▼

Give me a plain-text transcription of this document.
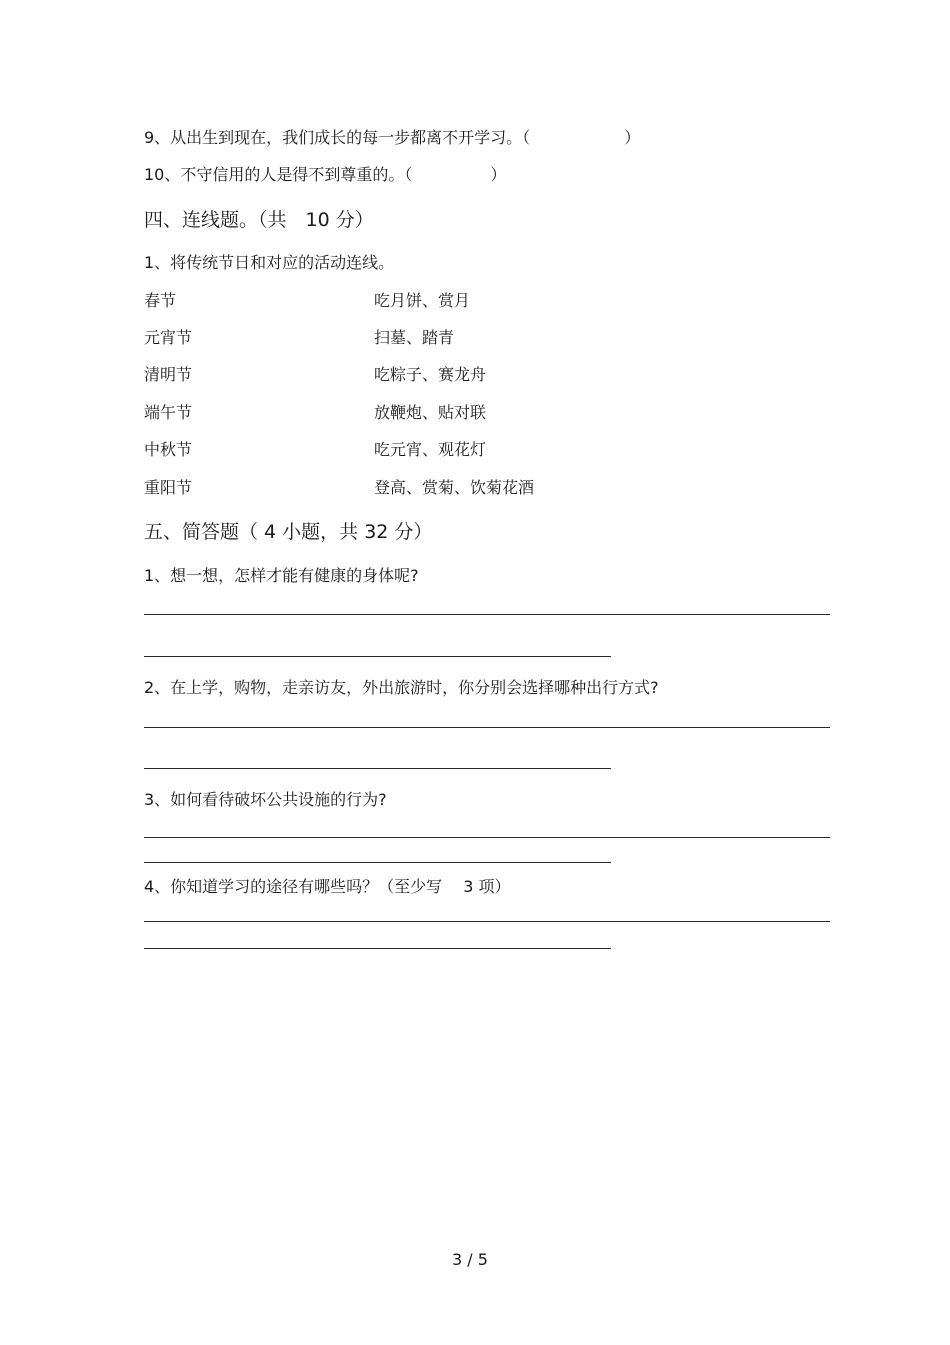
9、从出生到现在，我们成长的每一步都离不开学习。（	）
10、不守信用的人是得不到尊重的。（	）
四、连线题。（共　10 分）
1、将传统节日和对应的活动连线。
春节	吃月饼、赏月
元宵节	扫墓、踏青
清明节	吃粽子、赛龙舟
端午节	放鞭炮、贴对联
中秋节	吃元宵、观花灯
重阳节	登高、赏菊、饮菊花酒
五、简答题（ 4 小题，共 32 分）
1、想一想，怎样才能有健康的身体呢?
2、在上学，购物，走亲访友，外出旅游时，你分别会选择哪种出行方式?
3、如何看待破坏公共设施的行为?
4、你知道学习的途径有哪些吗？（至少写　 3 项）
3 / 5
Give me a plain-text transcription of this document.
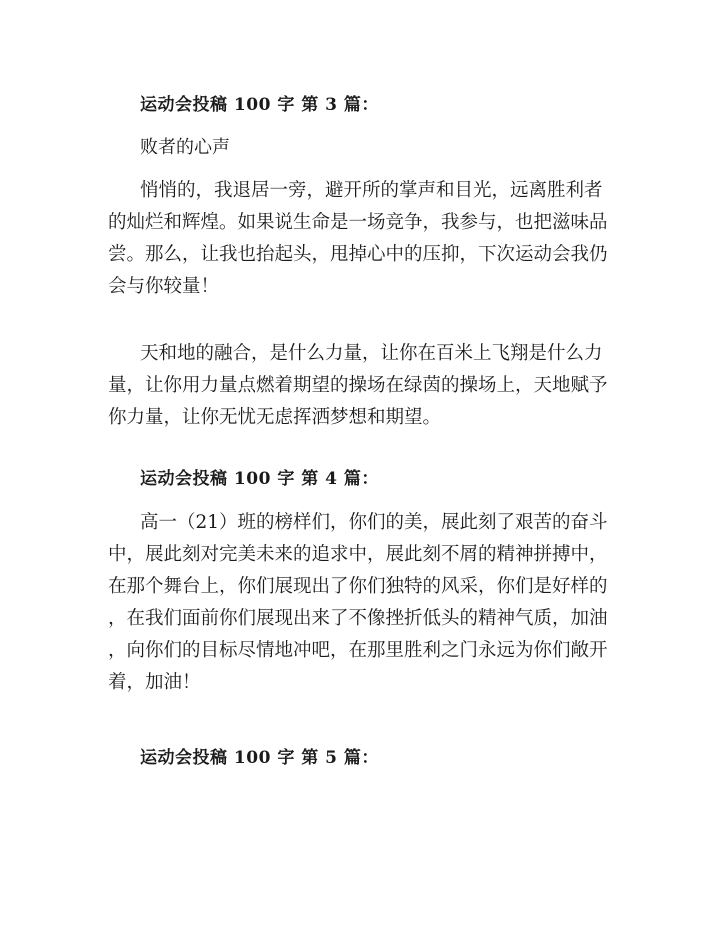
运动会投稿 100 字 第 3 篇：
败者的心声
悄悄的，我退居一旁，避开所的掌声和目光，远离胜利者
的灿烂和辉煌。如果说生命是一场竞争，我参与，也把滋味品
尝。那么，让我也抬起头，甩掉心中的压抑，下次运动会我仍
会与你较量！
天和地的融合，是什么力量，让你在百米上飞翔是什么力
量，让你用力量点燃着期望的操场在绿茵的操场上，天地赋予
你力量，让你无忧无虑挥洒梦想和期望。
运动会投稿 100 字 第 4 篇：
高一（21）班的榜样们，你们的美，展此刻了艰苦的奋斗
中，展此刻对完美未来的追求中，展此刻不屑的精神拼搏中，
在那个舞台上，你们展现出了你们独特的风采，你们是好样的
，在我们面前你们展现出来了不像挫折低头的精神气质，加油
，向你们的目标尽情地冲吧，在那里胜利之门永远为你们敞开
着，加油！
运动会投稿 100 字 第 5 篇：
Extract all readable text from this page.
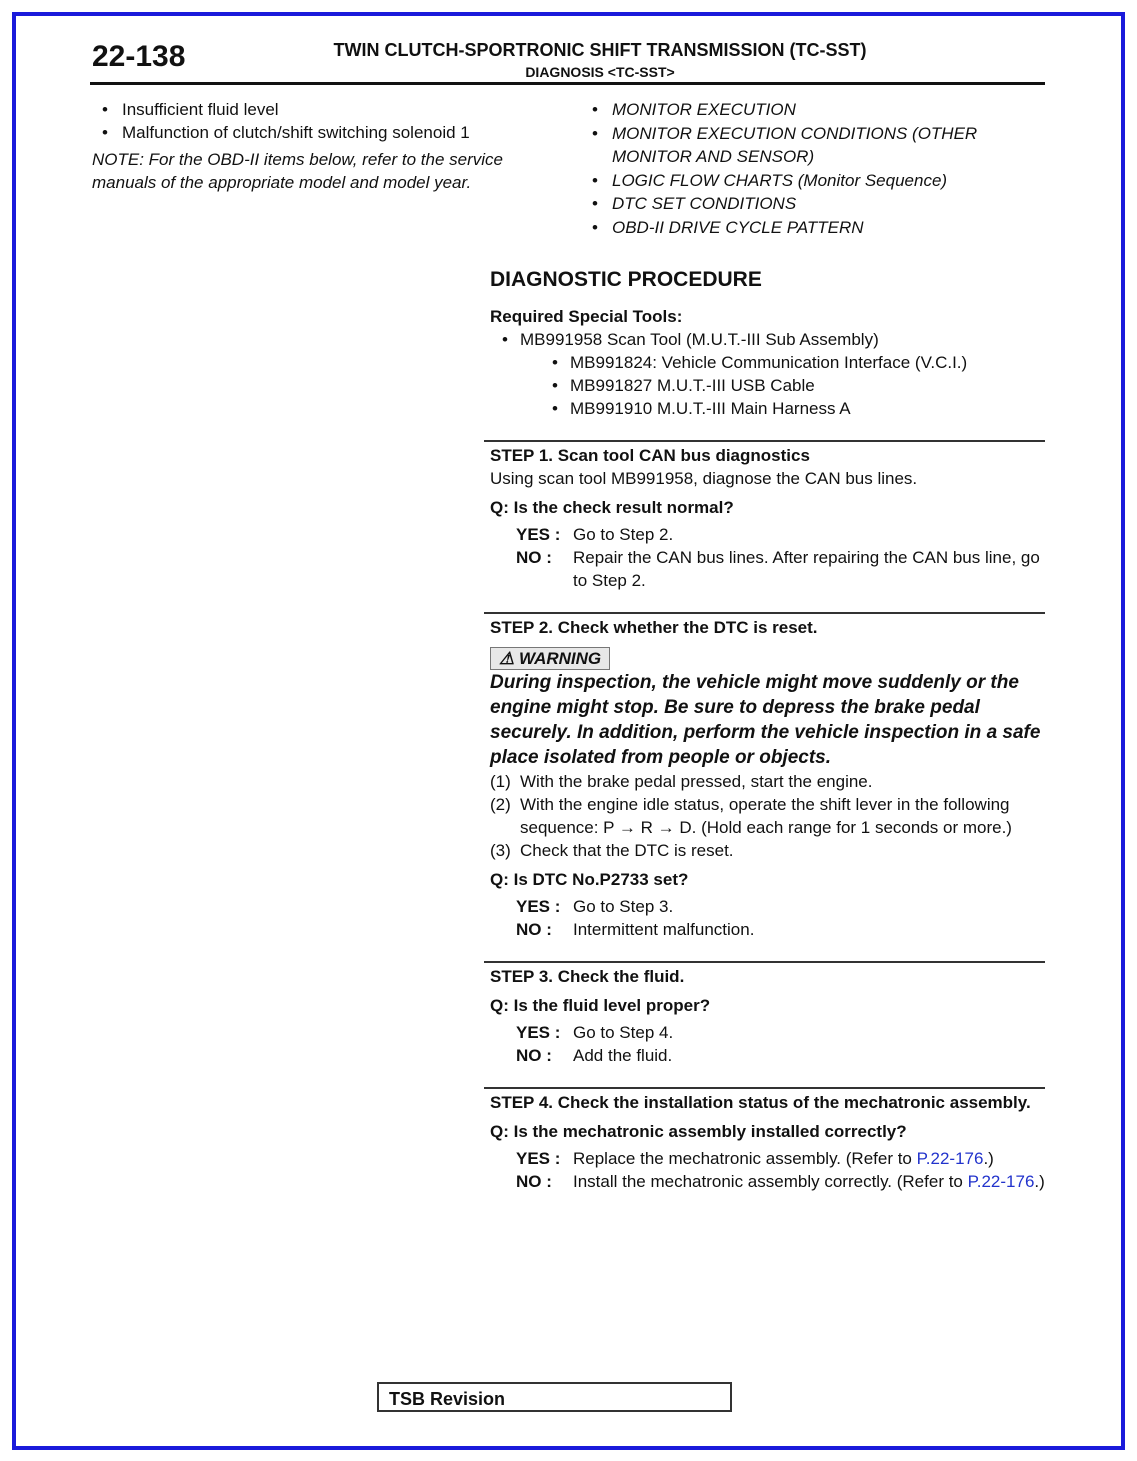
22-138	TWIN CLUTCH-SPORTRONIC SHIFT TRANSMISSION (TC-SST)
DIAGNOSIS <TC-SST>
• Insufficient fluid level
• Malfunction of clutch/shift switching solenoid 1
NOTE: For the OBD-II items below, refer to the service manuals of the appropriate model and model year.
• MONITOR EXECUTION
• MONITOR EXECUTION CONDITIONS (OTHER MONITOR AND SENSOR)
• LOGIC FLOW CHARTS (Monitor Sequence)
• DTC SET CONDITIONS
• OBD-II DRIVE CYCLE PATTERN
DIAGNOSTIC PROCEDURE
Required Special Tools:
• MB991958 Scan Tool (M.U.T.-III Sub Assembly)
• MB991824: Vehicle Communication Interface (V.C.I.)
• MB991827 M.U.T.-III USB Cable
• MB991910 M.U.T.-III Main Harness A
STEP 1. Scan tool CAN bus diagnostics
Using scan tool MB991958, diagnose the CAN bus lines.
Q: Is the check result normal?
YES : Go to Step 2.
NO :	Repair the CAN bus lines. After repairing the CAN bus line, go to Step 2.
STEP 2. Check whether the DTC is reset.
⚠ WARNING
During inspection, the vehicle might move suddenly or the engine might stop. Be sure to depress the brake pedal securely. In addition, perform the vehicle inspection in a safe place isolated from people or objects.
(1) With the brake pedal pressed, start the engine.
(2) With the engine idle status, operate the shift lever in the following sequence: P → R → D. (Hold each range for 1 seconds or more.)
(3) Check that the DTC is reset.
Q: Is DTC No.P2733 set?
YES : Go to Step 3.
NO :	Intermittent malfunction.
STEP 3. Check the fluid.
Q: Is the fluid level proper?
YES : Go to Step 4.
NO :	Add the fluid.
STEP 4. Check the installation status of the mechatronic assembly.
Q: Is the mechatronic assembly installed correctly?
YES : Replace the mechatronic assembly. (Refer to P.22-176.)
NO :	Install the mechatronic assembly correctly. (Refer to P.22-176.)
TSB Revision
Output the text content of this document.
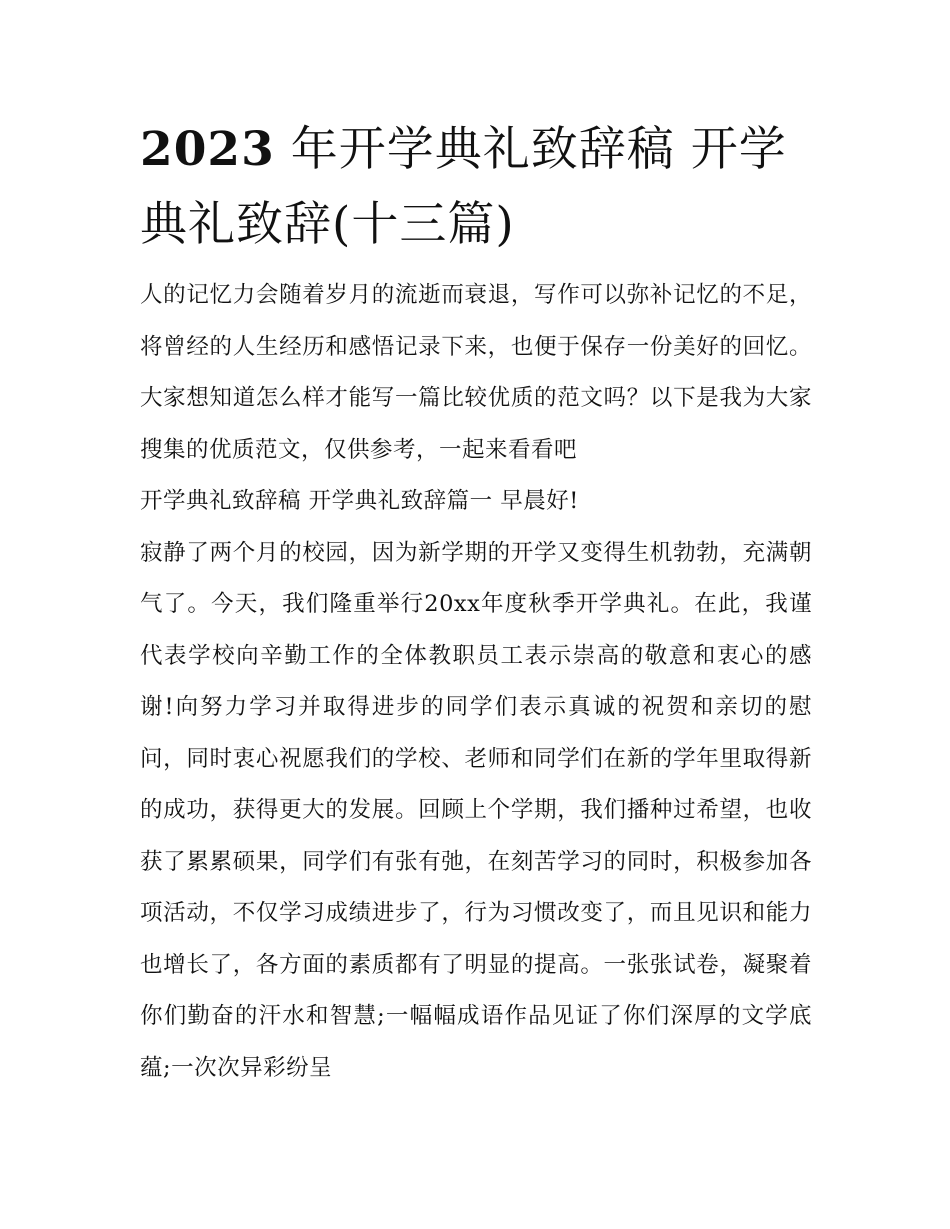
2023 年开学典礼致辞稿 开学典礼致辞(十三篇)

人的记忆力会随着岁月的流逝而衰退，写作可以弥补记忆的不足，将曾经的人生经历和感悟记录下来，也便于保存一份美好的回忆。大家想知道怎么样才能写一篇比较优质的范文吗？以下是我为大家搜集的优质范文，仅供参考，一起来看看吧

开学典礼致辞稿 开学典礼致辞篇一 早晨好!

寂静了两个月的校园，因为新学期的开学又变得生机勃勃，充满朝气了。今天，我们隆重举行20xx年度秋季开学典礼。在此，我谨代表学校向辛勤工作的全体教职员工表示崇高的敬意和衷心的感谢!向努力学习并取得进步的同学们表示真诚的祝贺和亲切的慰问，同时衷心祝愿我们的学校、老师和同学们在新的学年里取得新的成功，获得更大的发展。回顾上个学期，我们播种过希望，也收获了累累硕果，同学们有张有弛，在刻苦学习的同时，积极参加各项活动，不仅学习成绩进步了，行为习惯改变了，而且见识和能力也增长了，各方面的素质都有了明显的提高。一张张试卷，凝聚着你们勤奋的汗水和智慧;一幅幅成语作品见证了你们深厚的文学底蕴;一次次异彩纷呈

▲

Stated exercise
Give back, word for word, every line from the one holding "Output the text content of this document." through the last line of the listing. Pictures are excluded.

Full output
Output the text content of this document.
2023 年开学典礼致辞稿 开学典礼致辞(十三篇)

人的记忆力会随着岁月的流逝而衰退，写作可以弥补记忆的不足，将曾经的人生经历和感悟记录下来，也便于保存一份美好的回忆。大家想知道怎么样才能写一篇比较优质的范文吗？以下是我为大家搜集的优质范文，仅供参考，一起来看看吧

开学典礼致辞稿 开学典礼致辞篇一 早晨好!

寂静了两个月的校园，因为新学期的开学又变得生机勃勃，充满朝气了。今天，我们隆重举行20xx年度秋季开学典礼。在此，我谨代表学校向辛勤工作的全体教职员工表示崇高的敬意和衷心的感谢!向努力学习并取得进步的同学们表示真诚的祝贺和亲切的慰问，同时衷心祝愿我们的学校、老师和同学们在新的学年里取得新的成功，获得更大的发展。回顾上个学期，我们播种过希望，也收获了累累硕果，同学们有张有弛，在刻苦学习的同时，积极参加各项活动，不仅学习成绩进步了，行为习惯改变了，而且见识和能力也增长了，各方面的素质都有了明显的提高。一张张试卷，凝聚着你们勤奋的汗水和智慧;一幅幅成语作品见证了你们深厚的文学底蕴;一次次异彩纷呈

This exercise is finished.